▶ _Objective_:
Using the records below, please work out how many lines contain "أمرنا"; answer with the number alone.

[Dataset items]
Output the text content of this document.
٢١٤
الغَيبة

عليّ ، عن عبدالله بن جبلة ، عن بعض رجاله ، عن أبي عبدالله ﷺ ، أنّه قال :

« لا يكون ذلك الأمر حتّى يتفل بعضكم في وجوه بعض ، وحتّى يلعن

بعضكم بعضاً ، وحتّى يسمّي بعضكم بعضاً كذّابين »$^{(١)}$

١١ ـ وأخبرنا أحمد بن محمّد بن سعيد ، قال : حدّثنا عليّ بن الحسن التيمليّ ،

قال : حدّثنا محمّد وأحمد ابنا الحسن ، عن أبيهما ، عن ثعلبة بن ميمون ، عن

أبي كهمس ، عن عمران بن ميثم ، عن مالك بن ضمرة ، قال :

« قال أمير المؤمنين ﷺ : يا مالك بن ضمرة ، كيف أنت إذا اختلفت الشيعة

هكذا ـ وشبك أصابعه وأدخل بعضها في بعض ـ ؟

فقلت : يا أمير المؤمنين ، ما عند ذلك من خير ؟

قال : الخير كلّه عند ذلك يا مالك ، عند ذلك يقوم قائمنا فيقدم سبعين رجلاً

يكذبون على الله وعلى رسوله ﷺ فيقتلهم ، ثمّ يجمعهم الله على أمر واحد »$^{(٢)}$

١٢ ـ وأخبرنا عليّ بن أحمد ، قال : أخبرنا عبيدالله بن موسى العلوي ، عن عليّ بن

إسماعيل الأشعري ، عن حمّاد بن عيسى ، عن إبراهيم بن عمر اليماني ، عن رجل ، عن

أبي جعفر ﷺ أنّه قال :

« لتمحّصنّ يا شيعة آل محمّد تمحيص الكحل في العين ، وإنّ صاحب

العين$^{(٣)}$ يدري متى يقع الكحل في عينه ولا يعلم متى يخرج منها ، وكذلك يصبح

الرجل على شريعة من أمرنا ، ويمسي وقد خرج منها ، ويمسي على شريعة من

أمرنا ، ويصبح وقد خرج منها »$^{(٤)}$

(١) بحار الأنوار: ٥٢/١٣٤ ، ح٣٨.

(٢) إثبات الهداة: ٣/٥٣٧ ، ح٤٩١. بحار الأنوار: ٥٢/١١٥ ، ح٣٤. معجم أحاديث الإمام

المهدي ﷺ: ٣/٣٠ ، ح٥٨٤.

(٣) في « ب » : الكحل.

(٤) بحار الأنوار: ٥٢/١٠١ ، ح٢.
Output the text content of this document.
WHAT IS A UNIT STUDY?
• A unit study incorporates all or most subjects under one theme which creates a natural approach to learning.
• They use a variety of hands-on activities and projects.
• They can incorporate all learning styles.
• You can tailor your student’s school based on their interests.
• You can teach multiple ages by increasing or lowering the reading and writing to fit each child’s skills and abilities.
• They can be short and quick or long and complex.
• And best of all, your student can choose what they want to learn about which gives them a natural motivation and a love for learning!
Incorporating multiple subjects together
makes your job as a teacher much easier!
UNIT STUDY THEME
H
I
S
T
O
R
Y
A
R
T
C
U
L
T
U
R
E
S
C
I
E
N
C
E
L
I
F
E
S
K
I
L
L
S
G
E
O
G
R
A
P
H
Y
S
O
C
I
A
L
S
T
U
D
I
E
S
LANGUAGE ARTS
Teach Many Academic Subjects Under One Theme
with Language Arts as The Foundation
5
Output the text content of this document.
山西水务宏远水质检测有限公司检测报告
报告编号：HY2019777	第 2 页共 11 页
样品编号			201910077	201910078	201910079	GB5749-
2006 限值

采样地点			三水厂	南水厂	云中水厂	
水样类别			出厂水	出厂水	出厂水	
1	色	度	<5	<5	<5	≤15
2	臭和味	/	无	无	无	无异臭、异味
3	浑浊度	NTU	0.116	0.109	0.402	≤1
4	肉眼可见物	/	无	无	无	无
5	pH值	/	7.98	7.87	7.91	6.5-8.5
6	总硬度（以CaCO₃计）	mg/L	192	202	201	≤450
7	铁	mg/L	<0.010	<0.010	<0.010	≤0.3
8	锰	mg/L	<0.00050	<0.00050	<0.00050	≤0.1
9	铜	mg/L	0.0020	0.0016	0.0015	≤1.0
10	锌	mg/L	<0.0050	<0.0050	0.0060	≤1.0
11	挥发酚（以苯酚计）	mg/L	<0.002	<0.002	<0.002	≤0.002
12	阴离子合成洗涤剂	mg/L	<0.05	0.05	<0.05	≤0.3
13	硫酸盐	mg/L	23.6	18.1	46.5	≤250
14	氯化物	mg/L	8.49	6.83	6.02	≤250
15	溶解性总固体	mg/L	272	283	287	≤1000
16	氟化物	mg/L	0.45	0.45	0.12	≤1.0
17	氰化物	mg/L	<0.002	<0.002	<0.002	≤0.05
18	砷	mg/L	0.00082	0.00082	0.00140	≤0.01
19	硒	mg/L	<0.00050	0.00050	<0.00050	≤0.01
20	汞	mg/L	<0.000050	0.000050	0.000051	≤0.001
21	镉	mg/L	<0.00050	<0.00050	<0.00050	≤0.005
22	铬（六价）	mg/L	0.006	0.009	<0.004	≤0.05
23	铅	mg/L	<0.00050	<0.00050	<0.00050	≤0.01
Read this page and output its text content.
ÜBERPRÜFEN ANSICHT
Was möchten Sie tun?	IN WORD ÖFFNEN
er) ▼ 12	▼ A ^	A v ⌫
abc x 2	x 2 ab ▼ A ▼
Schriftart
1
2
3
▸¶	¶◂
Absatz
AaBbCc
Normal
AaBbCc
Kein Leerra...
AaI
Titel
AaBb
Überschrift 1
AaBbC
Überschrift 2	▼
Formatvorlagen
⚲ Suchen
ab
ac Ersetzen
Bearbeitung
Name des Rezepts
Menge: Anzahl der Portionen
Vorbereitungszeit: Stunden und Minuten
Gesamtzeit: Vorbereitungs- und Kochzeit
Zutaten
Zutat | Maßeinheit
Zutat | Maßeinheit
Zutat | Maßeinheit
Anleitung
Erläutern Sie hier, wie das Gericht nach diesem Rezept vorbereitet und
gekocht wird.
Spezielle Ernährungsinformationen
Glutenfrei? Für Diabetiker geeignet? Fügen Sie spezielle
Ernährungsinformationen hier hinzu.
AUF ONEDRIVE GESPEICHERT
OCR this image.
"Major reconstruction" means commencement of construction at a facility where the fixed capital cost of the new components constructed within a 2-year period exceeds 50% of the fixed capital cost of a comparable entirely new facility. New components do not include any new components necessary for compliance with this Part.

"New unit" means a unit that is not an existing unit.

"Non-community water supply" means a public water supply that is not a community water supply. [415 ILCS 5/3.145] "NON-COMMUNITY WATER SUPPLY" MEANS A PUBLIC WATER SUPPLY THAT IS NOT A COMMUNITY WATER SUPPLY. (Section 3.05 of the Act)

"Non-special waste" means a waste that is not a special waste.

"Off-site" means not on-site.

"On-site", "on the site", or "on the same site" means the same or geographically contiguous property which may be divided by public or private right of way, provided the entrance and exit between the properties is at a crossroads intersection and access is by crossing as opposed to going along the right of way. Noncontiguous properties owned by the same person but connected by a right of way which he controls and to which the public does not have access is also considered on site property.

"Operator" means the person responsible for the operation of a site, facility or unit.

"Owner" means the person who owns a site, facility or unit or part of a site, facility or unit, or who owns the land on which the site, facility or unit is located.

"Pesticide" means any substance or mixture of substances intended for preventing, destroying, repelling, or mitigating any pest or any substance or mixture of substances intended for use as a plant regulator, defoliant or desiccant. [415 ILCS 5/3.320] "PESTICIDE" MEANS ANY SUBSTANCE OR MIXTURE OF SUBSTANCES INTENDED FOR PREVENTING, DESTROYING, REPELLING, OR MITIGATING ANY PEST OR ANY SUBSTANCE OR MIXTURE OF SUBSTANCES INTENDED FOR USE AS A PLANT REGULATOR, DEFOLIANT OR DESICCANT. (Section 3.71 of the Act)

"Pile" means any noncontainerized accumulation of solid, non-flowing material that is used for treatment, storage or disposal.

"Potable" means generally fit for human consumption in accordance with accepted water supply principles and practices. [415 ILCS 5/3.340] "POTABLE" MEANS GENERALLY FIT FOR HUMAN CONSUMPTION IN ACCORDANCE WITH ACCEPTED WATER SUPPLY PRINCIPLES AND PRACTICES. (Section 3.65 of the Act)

▶ _Reply_:
2